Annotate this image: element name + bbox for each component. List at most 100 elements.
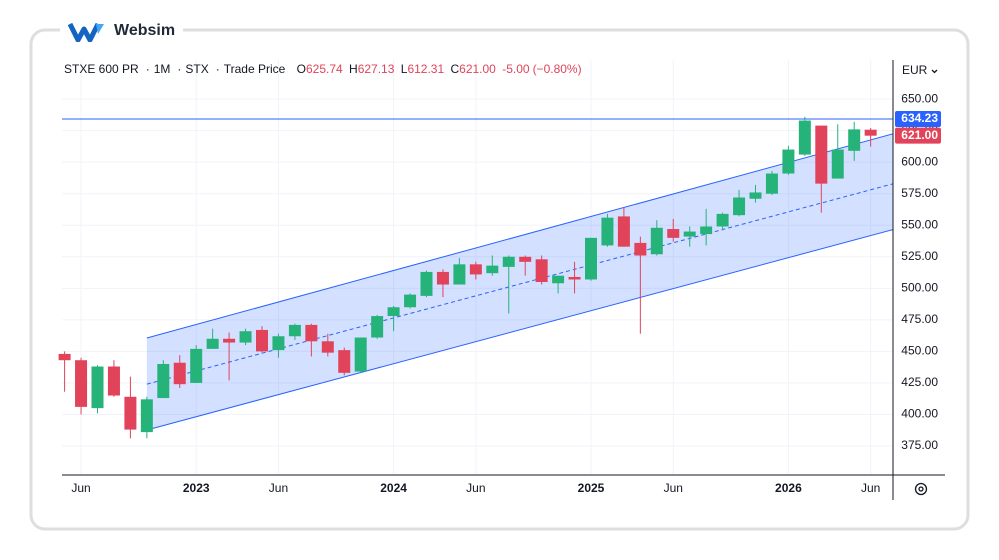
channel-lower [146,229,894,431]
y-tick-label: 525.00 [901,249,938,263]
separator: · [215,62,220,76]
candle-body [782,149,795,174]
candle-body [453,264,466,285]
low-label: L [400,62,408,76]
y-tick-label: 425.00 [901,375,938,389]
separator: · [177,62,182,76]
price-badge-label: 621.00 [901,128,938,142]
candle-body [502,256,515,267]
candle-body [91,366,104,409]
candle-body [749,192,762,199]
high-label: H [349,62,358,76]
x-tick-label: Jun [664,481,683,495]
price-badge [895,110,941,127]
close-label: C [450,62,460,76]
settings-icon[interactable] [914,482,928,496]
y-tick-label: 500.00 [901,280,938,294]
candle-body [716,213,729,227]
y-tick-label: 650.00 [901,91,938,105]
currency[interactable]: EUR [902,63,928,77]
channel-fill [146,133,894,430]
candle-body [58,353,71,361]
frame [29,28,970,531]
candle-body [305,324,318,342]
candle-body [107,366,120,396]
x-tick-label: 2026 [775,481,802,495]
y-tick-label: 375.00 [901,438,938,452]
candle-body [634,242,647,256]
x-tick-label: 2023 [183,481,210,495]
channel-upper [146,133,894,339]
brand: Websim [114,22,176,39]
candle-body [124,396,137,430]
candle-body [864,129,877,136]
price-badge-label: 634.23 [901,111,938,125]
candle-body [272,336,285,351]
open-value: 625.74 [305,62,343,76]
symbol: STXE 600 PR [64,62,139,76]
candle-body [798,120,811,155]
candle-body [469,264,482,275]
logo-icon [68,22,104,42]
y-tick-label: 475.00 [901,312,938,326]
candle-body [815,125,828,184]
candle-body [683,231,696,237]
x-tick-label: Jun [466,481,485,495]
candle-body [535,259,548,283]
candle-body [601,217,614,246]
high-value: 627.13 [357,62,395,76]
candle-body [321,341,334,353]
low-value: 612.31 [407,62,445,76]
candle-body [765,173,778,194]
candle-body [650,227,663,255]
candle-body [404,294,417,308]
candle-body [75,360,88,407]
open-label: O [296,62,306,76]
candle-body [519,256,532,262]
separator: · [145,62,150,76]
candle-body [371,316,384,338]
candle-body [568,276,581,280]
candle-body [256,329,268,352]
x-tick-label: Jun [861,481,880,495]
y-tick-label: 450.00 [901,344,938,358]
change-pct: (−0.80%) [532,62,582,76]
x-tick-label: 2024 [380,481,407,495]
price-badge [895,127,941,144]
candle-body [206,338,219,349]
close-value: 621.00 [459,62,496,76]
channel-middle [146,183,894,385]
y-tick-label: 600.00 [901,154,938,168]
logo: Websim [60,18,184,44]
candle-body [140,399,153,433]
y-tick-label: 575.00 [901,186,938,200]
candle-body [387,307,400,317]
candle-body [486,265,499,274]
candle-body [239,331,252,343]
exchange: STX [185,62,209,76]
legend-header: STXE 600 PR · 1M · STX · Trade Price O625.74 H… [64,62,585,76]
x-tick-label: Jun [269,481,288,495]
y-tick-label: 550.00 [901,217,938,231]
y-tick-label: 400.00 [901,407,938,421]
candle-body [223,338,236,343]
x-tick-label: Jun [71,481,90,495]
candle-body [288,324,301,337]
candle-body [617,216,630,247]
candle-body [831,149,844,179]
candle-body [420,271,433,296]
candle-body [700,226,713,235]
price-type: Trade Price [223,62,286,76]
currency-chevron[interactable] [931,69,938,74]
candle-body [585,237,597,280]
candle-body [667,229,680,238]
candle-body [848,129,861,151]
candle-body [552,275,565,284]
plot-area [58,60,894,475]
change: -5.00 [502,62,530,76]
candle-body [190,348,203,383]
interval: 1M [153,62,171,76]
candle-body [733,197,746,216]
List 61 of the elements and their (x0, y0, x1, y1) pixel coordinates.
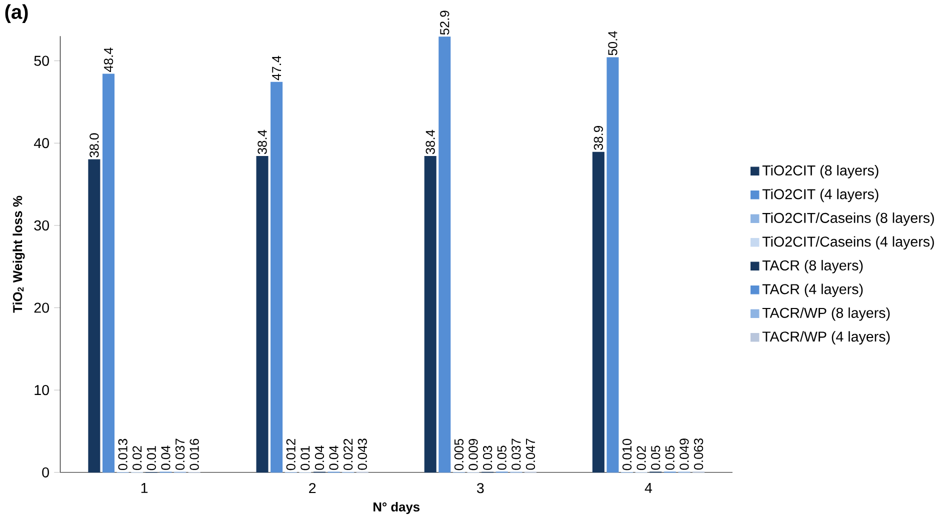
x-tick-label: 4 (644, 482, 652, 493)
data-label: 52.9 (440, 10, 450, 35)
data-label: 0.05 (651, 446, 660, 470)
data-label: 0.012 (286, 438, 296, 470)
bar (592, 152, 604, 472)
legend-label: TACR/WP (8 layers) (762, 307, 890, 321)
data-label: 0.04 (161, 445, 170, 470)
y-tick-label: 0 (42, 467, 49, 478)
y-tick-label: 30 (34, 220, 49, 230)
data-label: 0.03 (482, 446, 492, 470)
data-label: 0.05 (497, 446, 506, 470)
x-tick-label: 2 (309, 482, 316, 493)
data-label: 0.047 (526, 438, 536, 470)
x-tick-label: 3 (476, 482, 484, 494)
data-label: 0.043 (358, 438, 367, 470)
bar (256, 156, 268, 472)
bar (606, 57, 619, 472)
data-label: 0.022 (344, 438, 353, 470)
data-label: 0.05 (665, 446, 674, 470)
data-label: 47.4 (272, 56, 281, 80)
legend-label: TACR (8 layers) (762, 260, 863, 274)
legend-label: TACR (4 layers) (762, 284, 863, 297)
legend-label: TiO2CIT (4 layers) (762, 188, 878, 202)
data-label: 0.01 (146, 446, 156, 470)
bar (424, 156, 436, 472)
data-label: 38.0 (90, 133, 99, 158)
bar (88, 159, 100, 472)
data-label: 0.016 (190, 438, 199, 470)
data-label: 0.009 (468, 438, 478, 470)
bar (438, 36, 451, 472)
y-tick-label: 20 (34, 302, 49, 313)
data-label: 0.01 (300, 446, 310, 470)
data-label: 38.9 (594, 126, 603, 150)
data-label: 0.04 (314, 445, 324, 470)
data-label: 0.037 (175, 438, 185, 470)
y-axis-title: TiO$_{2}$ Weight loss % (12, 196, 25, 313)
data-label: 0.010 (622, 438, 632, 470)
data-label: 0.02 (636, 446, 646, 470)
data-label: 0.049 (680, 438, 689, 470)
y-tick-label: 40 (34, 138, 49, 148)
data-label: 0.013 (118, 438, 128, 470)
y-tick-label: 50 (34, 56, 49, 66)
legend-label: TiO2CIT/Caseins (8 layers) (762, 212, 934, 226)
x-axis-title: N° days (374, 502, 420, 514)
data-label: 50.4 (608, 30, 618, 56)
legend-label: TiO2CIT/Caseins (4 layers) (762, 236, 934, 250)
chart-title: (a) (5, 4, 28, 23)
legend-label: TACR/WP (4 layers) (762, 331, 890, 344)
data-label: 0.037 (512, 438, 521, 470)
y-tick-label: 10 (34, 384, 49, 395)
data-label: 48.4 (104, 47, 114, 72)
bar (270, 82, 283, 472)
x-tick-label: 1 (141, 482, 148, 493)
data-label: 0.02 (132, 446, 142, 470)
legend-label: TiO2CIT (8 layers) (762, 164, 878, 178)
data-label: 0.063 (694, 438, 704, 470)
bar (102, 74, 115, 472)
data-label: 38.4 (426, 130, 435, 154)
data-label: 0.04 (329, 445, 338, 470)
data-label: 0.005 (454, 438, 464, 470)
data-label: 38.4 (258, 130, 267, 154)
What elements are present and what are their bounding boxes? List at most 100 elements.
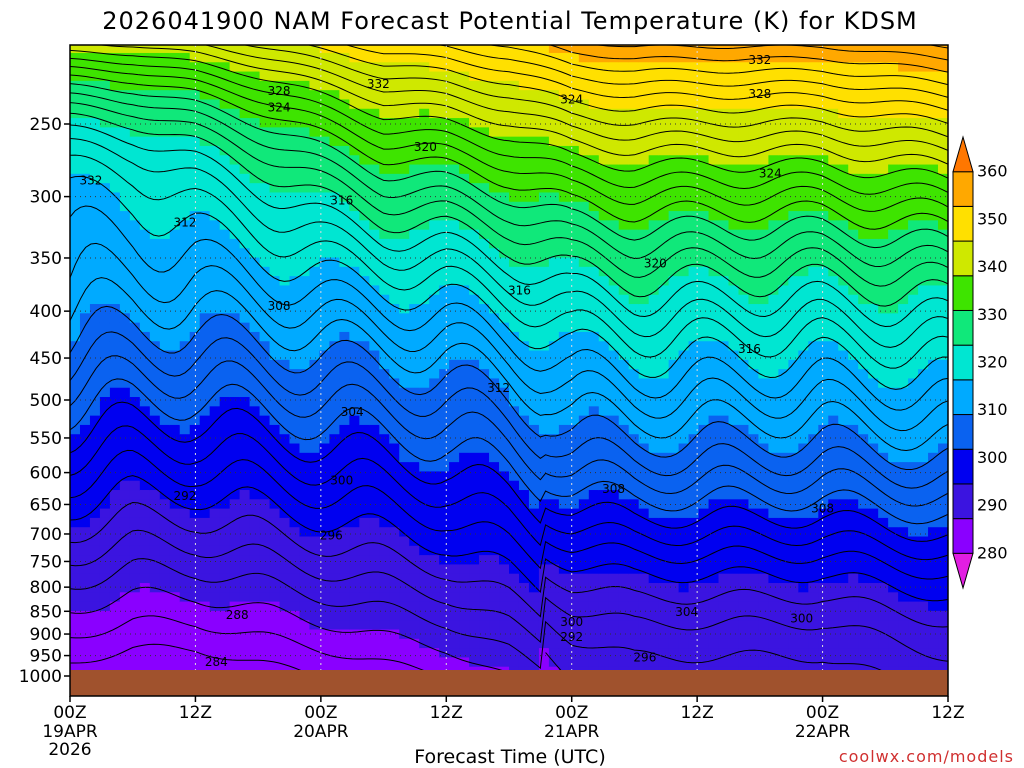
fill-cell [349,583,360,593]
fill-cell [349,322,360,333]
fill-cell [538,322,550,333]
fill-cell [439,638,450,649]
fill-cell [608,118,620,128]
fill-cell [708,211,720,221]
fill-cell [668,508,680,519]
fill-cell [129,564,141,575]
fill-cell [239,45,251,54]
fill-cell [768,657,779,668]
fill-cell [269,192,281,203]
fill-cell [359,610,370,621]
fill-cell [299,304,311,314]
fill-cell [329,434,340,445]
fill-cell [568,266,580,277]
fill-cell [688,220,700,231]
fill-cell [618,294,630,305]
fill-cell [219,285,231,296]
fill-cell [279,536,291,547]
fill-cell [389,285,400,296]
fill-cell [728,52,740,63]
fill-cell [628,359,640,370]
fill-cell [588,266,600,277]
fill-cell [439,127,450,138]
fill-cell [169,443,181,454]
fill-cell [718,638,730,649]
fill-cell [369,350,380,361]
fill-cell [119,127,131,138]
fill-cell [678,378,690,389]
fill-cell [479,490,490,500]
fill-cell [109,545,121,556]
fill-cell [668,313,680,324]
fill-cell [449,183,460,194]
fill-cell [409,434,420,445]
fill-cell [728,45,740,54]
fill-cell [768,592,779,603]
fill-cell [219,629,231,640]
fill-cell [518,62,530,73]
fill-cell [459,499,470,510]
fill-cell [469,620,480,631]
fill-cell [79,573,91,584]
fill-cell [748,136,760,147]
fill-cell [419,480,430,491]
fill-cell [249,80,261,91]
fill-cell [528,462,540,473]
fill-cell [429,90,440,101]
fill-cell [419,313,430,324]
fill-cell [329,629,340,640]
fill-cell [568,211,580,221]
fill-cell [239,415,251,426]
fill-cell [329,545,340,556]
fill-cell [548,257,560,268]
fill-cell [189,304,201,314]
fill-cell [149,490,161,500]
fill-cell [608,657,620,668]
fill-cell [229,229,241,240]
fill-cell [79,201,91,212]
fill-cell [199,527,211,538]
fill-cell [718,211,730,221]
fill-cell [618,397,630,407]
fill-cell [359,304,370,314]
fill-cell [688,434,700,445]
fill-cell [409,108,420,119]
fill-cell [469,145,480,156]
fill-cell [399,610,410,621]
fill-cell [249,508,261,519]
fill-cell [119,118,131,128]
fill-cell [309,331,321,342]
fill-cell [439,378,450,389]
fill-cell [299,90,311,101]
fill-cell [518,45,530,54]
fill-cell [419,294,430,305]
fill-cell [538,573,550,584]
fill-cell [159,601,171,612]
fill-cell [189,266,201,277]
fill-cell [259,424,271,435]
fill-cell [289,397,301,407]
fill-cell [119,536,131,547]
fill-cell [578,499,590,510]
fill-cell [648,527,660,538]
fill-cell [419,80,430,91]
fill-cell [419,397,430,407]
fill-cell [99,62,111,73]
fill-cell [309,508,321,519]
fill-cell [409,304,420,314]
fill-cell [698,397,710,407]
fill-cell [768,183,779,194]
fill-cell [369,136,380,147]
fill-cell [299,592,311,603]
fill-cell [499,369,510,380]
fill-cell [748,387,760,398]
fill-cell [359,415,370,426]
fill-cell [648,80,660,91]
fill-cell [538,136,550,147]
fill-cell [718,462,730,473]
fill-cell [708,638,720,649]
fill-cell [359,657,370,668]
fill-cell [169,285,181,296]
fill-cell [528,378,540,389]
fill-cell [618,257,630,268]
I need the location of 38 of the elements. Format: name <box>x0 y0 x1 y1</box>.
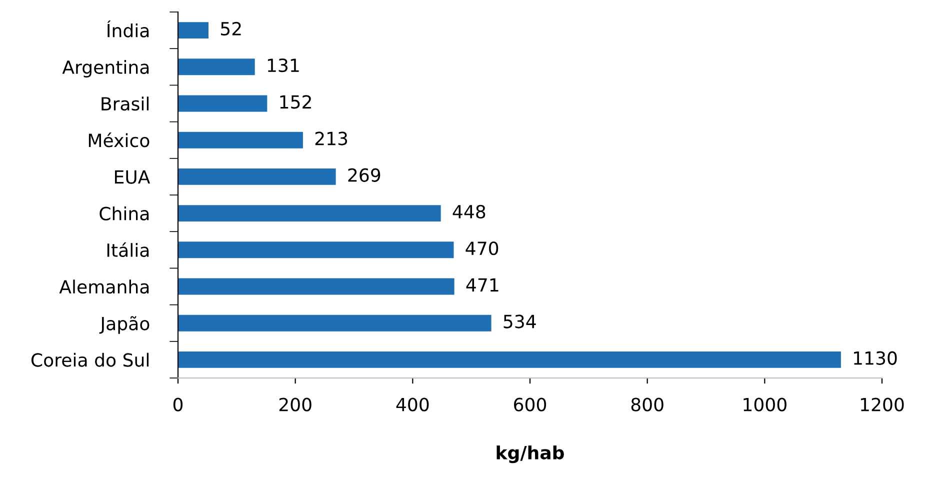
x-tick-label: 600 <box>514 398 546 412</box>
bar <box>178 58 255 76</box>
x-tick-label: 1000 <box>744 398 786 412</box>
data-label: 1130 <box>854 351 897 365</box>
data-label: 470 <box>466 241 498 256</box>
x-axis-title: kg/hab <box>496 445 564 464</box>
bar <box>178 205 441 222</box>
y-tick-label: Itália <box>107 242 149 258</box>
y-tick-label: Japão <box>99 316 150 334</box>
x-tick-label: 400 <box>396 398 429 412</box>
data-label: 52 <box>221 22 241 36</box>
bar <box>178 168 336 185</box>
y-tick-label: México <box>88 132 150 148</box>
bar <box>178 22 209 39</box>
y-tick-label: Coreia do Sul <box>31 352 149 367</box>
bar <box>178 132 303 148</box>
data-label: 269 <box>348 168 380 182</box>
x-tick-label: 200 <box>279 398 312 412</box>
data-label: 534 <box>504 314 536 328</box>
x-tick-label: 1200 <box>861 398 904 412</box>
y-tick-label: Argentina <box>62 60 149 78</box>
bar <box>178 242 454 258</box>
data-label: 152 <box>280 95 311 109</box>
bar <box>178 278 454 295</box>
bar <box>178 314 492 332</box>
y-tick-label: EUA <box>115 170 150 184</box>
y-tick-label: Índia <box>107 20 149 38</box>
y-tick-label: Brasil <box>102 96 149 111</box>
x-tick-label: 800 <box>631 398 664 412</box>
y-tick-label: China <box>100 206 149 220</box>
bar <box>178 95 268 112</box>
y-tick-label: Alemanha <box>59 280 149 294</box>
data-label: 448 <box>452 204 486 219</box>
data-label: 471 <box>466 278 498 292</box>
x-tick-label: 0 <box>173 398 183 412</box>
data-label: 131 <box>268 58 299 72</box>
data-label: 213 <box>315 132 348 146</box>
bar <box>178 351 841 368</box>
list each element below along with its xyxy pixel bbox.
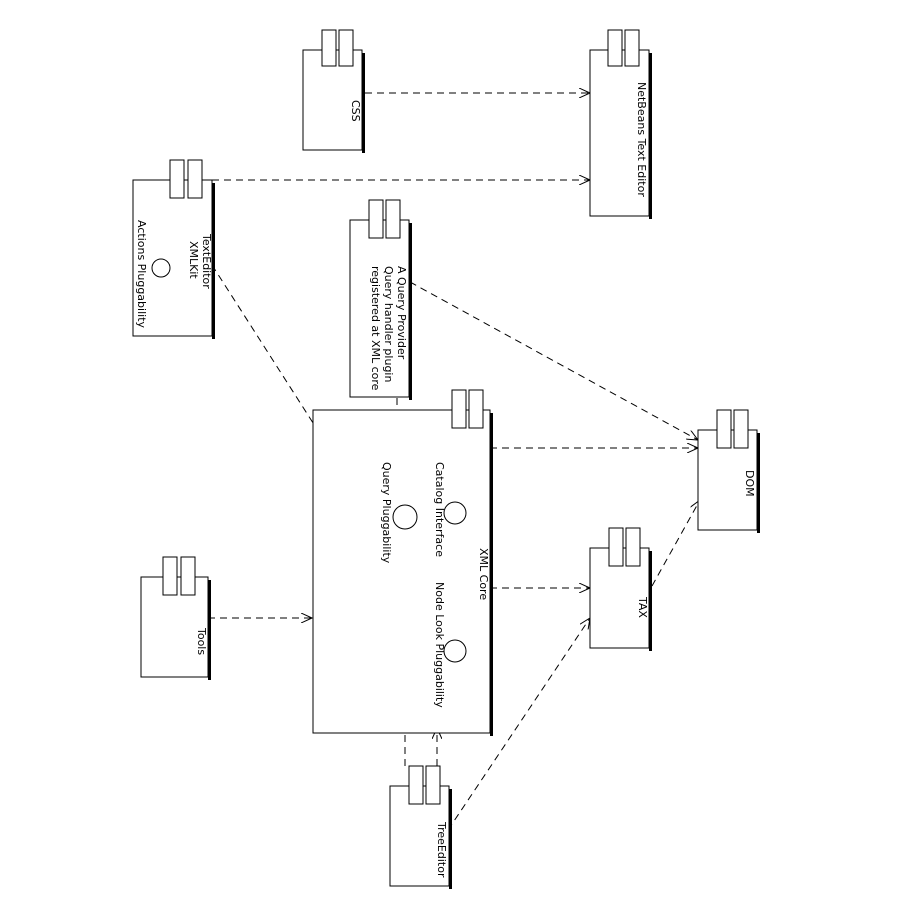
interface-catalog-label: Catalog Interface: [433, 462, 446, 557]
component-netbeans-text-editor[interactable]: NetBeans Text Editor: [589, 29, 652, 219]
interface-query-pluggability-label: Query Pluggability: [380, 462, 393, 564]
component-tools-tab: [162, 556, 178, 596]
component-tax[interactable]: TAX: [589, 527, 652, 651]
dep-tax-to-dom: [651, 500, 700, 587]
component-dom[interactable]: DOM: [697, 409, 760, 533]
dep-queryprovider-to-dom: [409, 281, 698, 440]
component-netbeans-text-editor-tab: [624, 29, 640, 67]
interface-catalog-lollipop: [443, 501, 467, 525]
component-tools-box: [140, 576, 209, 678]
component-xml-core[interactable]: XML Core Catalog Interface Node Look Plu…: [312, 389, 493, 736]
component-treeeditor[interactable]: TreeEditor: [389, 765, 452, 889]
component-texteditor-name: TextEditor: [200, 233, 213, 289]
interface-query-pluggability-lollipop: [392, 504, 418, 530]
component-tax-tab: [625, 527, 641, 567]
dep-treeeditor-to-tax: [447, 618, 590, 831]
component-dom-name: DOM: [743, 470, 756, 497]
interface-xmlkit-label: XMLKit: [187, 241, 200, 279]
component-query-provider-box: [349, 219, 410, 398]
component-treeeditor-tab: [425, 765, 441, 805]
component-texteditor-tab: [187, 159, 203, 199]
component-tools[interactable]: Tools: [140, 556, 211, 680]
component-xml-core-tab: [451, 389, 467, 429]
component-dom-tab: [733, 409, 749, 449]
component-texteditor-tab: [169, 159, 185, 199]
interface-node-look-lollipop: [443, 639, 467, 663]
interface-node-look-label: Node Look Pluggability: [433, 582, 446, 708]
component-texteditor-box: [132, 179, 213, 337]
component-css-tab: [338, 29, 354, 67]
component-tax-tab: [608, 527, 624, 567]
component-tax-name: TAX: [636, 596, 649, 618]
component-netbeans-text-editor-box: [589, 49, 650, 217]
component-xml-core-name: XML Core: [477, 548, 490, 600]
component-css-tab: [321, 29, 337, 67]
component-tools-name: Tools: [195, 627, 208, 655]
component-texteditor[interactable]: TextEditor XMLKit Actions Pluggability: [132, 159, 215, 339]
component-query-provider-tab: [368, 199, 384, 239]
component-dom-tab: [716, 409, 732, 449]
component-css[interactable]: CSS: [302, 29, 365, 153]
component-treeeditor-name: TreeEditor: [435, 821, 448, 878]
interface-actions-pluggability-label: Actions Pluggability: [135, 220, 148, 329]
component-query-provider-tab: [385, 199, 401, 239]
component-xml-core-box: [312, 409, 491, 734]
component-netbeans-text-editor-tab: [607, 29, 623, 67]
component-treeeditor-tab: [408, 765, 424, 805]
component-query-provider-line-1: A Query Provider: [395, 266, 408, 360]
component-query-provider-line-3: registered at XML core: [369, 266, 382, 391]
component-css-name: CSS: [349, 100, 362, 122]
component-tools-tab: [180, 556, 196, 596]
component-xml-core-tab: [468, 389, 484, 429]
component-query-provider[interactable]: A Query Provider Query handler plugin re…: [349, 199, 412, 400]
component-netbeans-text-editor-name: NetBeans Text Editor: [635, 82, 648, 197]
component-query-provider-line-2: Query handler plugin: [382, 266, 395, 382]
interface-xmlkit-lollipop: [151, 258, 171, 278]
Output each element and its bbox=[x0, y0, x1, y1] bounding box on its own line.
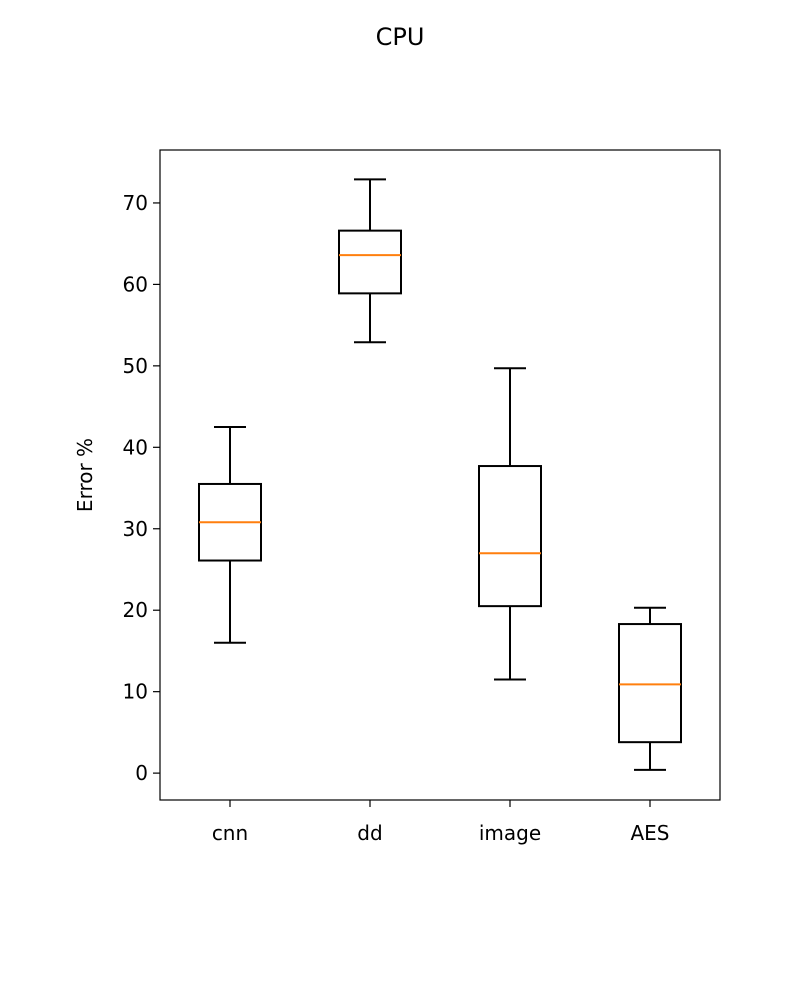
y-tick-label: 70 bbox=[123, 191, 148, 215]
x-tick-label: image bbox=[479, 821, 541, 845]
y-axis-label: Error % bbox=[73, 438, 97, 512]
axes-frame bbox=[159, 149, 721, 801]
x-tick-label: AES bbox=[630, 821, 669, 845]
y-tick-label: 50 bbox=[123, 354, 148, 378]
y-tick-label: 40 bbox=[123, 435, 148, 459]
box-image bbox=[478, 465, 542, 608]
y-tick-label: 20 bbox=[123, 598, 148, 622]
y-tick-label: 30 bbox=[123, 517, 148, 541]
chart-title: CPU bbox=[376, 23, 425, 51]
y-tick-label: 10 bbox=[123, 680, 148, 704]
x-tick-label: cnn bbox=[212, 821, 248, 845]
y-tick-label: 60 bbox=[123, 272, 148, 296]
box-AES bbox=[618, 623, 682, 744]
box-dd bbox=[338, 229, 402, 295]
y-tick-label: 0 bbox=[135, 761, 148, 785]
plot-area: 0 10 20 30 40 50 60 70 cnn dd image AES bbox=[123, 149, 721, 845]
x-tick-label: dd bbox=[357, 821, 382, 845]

☆ ☆ ☆

Instruction:
Write out again, unchanged, everything from the line containing "interface-catalog-label: Catalog Interface: [433, 462, 446, 557]" down to the line containing "component-tools-box: [140, 576, 209, 678]", including both of those lines.

Solution to the exercise:
interface-catalog-label: Catalog Interface: [433, 462, 446, 557]
component-netbeans-text-editor[interactable]: NetBeans Text Editor: [589, 29, 652, 219]
interface-query-pluggability-label: Query Pluggability: [380, 462, 393, 564]
component-tools-tab: [162, 556, 178, 596]
component-tax[interactable]: TAX: [589, 527, 652, 651]
dep-tax-to-dom: [651, 500, 700, 587]
component-dom[interactable]: DOM: [697, 409, 760, 533]
dep-queryprovider-to-dom: [409, 281, 698, 440]
component-netbeans-text-editor-tab: [624, 29, 640, 67]
interface-catalog-lollipop: [443, 501, 467, 525]
component-tools-box: [140, 576, 209, 678]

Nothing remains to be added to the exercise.